INSTRUCTION:
Lines holding the string "verstrickten" are the ones to copy from this listing.

DATA PROVIDED:

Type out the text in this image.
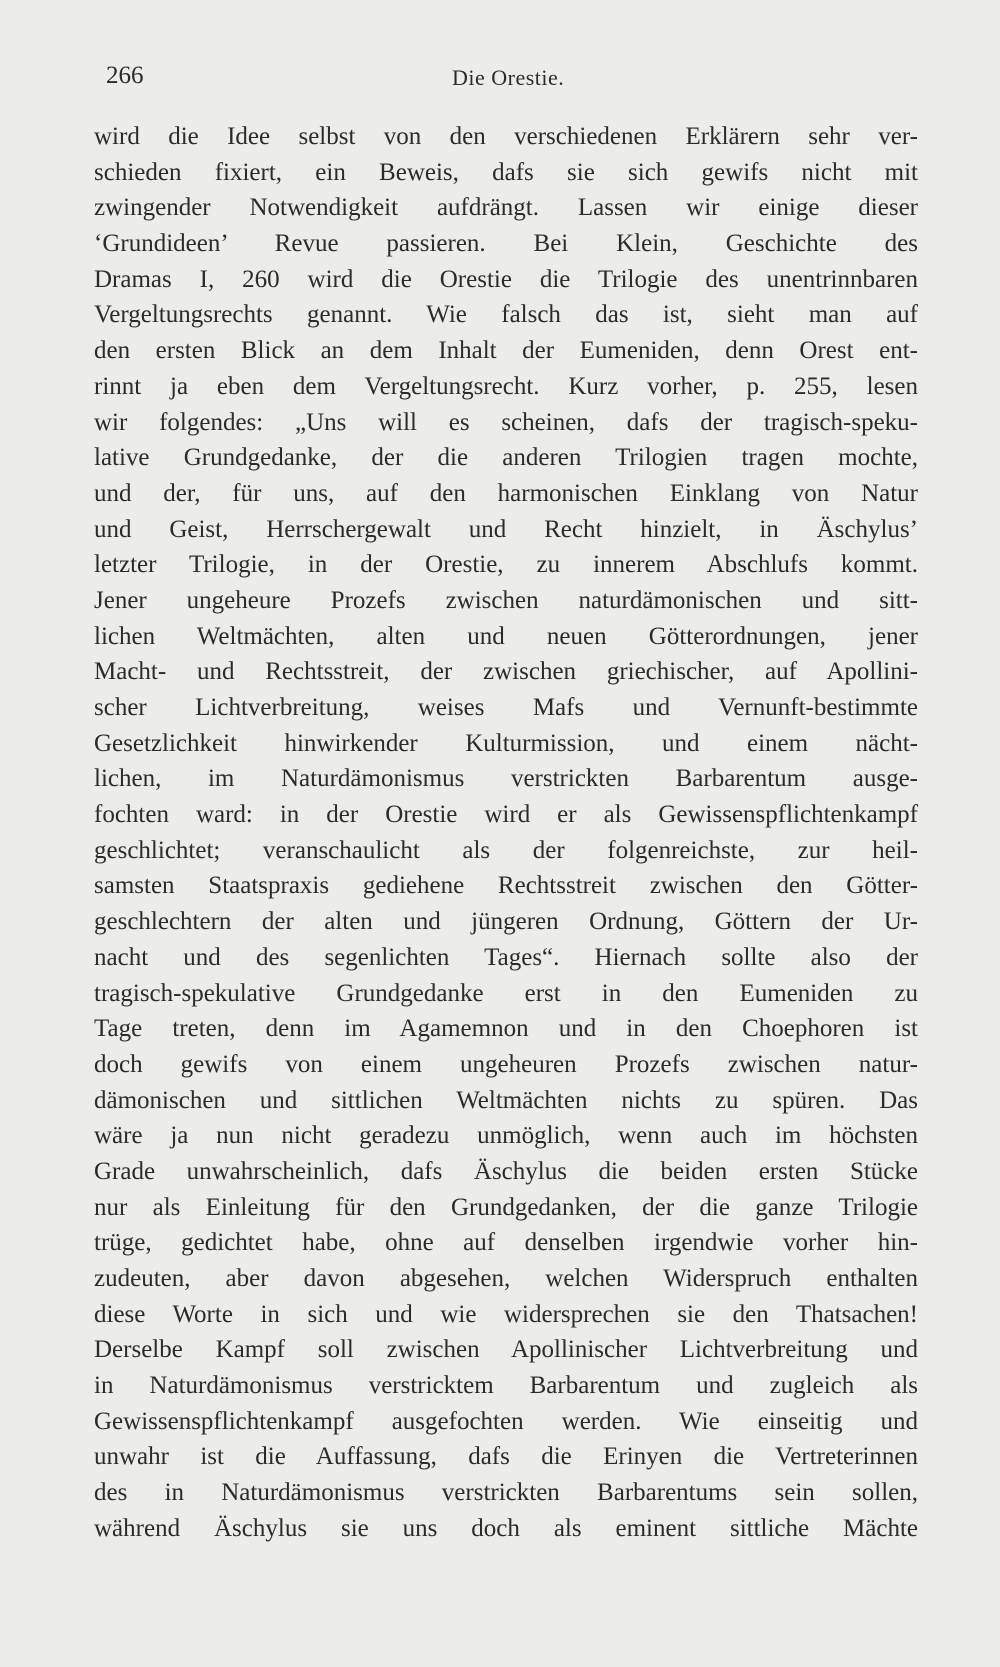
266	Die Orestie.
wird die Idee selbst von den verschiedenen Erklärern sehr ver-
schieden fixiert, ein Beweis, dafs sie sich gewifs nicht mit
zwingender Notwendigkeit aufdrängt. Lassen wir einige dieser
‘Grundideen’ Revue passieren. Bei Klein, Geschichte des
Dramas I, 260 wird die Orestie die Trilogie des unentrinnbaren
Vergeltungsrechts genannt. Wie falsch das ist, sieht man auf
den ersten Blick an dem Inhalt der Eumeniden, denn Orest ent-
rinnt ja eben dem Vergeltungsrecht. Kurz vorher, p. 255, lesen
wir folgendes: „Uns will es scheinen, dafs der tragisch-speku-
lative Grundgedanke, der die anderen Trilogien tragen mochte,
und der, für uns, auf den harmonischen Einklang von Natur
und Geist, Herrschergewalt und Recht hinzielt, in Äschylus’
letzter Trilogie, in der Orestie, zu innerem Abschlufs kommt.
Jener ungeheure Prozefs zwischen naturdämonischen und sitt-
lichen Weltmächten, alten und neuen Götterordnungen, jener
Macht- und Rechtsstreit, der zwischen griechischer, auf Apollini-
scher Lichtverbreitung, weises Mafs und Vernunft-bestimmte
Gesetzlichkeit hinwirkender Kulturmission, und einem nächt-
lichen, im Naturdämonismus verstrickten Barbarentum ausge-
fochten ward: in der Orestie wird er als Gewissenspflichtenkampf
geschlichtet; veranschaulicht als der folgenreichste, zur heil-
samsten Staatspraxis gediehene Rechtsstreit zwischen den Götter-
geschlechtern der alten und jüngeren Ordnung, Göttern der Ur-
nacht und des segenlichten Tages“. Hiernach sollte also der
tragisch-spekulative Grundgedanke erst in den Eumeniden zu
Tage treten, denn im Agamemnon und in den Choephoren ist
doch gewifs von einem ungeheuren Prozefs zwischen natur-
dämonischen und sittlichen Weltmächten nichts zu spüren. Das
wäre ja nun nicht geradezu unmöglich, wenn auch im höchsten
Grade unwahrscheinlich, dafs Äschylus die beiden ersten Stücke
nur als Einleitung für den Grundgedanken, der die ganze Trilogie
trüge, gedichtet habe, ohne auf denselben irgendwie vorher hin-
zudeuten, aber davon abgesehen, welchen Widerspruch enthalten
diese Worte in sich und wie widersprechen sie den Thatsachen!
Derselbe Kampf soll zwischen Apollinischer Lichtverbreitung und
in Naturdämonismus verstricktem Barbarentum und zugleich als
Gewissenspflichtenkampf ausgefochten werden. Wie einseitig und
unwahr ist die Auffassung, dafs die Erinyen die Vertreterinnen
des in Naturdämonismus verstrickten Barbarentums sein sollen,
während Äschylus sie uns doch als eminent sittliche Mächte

--

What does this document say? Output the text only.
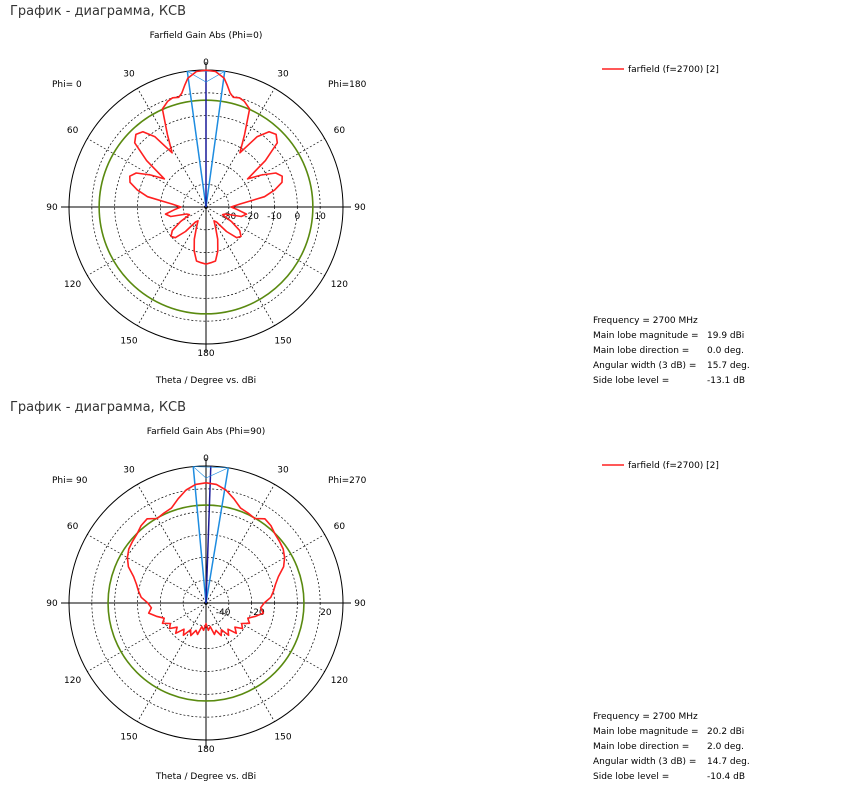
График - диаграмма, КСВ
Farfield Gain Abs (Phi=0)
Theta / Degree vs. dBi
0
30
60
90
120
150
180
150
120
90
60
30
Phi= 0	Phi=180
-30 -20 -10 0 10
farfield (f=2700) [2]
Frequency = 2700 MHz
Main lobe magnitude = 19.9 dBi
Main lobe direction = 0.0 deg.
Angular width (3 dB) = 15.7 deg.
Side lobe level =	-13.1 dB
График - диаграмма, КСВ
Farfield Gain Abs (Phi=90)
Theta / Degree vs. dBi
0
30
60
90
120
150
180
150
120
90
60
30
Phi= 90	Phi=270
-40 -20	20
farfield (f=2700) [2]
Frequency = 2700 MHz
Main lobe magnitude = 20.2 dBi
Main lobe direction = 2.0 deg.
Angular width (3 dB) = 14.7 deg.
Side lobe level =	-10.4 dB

OUTPUT FOR THIS EXERCISE:
lichen, im Naturdämonismus verstrickten Barbarentum ausge-
des in Naturdämonismus verstrickten Barbarentums sein sollen,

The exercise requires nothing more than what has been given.